Exercise: Write out each entry again. Keep every word exactly as it is.

Data for this task:
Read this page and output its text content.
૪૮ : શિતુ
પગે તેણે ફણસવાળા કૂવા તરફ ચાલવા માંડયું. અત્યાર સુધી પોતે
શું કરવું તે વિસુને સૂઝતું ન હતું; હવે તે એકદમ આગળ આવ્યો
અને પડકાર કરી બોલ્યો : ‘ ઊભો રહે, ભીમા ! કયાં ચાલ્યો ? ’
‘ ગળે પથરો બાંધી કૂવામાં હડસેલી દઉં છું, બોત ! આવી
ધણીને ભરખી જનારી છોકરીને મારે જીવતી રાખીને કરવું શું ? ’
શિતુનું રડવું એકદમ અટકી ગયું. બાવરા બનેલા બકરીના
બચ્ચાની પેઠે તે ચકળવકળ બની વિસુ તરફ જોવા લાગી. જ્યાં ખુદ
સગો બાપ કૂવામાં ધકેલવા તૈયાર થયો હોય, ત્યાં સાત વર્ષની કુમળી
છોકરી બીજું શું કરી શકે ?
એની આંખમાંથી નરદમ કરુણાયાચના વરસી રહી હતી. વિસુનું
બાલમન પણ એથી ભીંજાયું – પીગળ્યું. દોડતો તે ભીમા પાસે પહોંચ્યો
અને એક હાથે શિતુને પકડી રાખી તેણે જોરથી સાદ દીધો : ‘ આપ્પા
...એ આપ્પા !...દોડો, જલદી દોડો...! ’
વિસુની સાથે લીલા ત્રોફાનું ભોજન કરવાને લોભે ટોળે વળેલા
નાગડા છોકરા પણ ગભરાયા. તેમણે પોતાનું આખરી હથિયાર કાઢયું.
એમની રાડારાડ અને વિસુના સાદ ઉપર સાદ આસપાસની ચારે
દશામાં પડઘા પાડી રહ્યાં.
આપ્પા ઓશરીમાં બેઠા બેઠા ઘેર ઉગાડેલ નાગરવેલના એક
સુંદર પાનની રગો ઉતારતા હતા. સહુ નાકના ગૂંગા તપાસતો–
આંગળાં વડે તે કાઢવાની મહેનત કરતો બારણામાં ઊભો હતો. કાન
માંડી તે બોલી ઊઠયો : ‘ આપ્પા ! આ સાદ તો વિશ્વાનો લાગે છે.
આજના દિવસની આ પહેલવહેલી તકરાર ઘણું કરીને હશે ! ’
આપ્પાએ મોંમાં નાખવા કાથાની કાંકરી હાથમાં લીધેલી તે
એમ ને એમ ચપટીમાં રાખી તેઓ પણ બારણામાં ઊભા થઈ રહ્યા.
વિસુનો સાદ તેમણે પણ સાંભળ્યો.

Full answer:
Read this page and output its text content.
૪૮ : શિતુ
પગે તેણે ફણસવાળા કૂવા તરફ ચાલવા માંડયું. અત્યાર સુધી પોતે
શું કરવું તે વિસુને સૂઝતું ન હતું; હવે તે એકદમ આગળ આવ્યો
અને પડકાર કરી બોલ્યો : ‘ ઊભો રહે, ભીમા ! કયાં ચાલ્યો ? ’
‘ ગળે પથરો બાંધી કૂવામાં હડસેલી દઉં છું, બોત ! આવી
ધણીને ભરખી જનારી છોકરીને મારે જીવતી રાખીને કરવું શું ? ’
શિતુનું રડવું એકદમ અટકી ગયું. બાવરા બનેલા બકરીના
બચ્ચાની પેઠે તે ચકળવકળ બની વિસુ તરફ જોવા લાગી. જ્યાં ખુદ
સગો બાપ કૂવામાં ધકેલવા તૈયાર થયો હોય, ત્યાં સાત વર્ષની કુમળી
છોકરી બીજું શું કરી શકે ?
એની આંખમાંથી નરદમ કરુણાયાચના વરસી રહી હતી. વિસુનું
બાલમન પણ એથી ભીંજાયું – પીગળ્યું. દોડતો તે ભીમા પાસે પહોંચ્યો
અને એક હાથે શિતુને પકડી રાખી તેણે જોરથી સાદ દીધો : ‘ આપ્પા
...એ આપ્પા !...દોડો, જલદી દોડો...! ’
વિસુની સાથે લીલા ત્રોફાનું ભોજન કરવાને લોભે ટોળે વળેલા
નાગડા છોકરા પણ ગભરાયા. તેમણે પોતાનું આખરી હથિયાર કાઢયું.
એમની રાડારાડ અને વિસુના સાદ ઉપર સાદ આસપાસની ચારે
દશામાં પડઘા પાડી રહ્યાં.
આપ્પા ઓશરીમાં બેઠા બેઠા ઘેર ઉગાડેલ નાગરવેલના એક
સુંદર પાનની રગો ઉતારતા હતા. સહુ નાકના ગૂંગા તપાસતો–
આંગળાં વડે તે કાઢવાની મહેનત કરતો બારણામાં ઊભો હતો. કાન
માંડી તે બોલી ઊઠયો : ‘ આપ્પા ! આ સાદ તો વિશ્વાનો લાગે છે.
આજના દિવસની આ પહેલવહેલી તકરાર ઘણું કરીને હશે ! ’
આપ્પાએ મોંમાં નાખવા કાથાની કાંકરી હાથમાં લીધેલી તે
એમ ને એમ ચપટીમાં રાખી તેઓ પણ બારણામાં ઊભા થઈ રહ્યા.
વિસુનો સાદ તેમણે પણ સાંભળ્યો.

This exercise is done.